*Exercise brief*. Lines containing the string "text" are to be collected in full.
⟨
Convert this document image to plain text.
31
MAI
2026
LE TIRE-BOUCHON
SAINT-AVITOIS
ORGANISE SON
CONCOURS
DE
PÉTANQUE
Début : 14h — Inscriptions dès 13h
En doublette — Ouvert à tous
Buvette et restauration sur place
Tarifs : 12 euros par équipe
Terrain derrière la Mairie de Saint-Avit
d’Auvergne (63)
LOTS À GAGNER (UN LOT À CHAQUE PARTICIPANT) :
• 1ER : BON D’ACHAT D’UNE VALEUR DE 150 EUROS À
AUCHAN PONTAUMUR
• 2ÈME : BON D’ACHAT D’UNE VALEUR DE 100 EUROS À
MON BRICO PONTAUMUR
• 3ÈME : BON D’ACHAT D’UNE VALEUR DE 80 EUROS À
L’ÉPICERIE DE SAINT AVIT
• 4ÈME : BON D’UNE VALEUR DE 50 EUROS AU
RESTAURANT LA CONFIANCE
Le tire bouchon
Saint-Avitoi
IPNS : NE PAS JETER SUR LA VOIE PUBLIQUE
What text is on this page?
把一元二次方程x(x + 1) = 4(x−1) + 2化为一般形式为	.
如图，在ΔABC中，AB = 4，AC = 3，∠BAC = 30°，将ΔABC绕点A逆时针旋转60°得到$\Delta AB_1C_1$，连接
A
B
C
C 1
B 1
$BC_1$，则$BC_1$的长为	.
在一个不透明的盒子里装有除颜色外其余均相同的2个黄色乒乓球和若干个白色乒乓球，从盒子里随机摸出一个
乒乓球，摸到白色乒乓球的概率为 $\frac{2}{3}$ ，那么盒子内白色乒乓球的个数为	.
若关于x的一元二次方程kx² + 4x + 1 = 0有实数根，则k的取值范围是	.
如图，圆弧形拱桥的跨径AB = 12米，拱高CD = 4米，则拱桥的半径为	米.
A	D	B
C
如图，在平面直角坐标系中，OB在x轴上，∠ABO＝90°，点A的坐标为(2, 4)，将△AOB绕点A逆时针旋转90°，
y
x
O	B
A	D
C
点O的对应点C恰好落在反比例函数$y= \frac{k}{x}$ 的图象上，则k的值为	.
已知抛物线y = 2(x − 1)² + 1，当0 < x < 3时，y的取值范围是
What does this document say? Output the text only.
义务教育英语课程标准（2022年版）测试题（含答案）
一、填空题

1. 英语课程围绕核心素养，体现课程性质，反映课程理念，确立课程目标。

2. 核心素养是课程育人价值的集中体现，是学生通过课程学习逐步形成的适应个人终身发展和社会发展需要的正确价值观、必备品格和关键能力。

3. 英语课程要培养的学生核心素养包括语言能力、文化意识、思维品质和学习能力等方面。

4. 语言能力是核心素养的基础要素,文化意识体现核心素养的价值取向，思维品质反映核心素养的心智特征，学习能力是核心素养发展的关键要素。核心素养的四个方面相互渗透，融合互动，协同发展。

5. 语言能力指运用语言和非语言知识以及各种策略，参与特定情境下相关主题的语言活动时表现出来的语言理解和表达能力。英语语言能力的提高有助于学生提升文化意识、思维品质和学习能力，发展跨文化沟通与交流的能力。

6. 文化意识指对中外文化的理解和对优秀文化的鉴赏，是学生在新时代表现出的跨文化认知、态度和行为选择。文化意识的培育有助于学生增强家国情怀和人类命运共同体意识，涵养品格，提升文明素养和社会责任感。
⟩
*Answer to this exercise*.
Convert this document image to plain text.
What text is on this page?
What does this document say? Output the text only.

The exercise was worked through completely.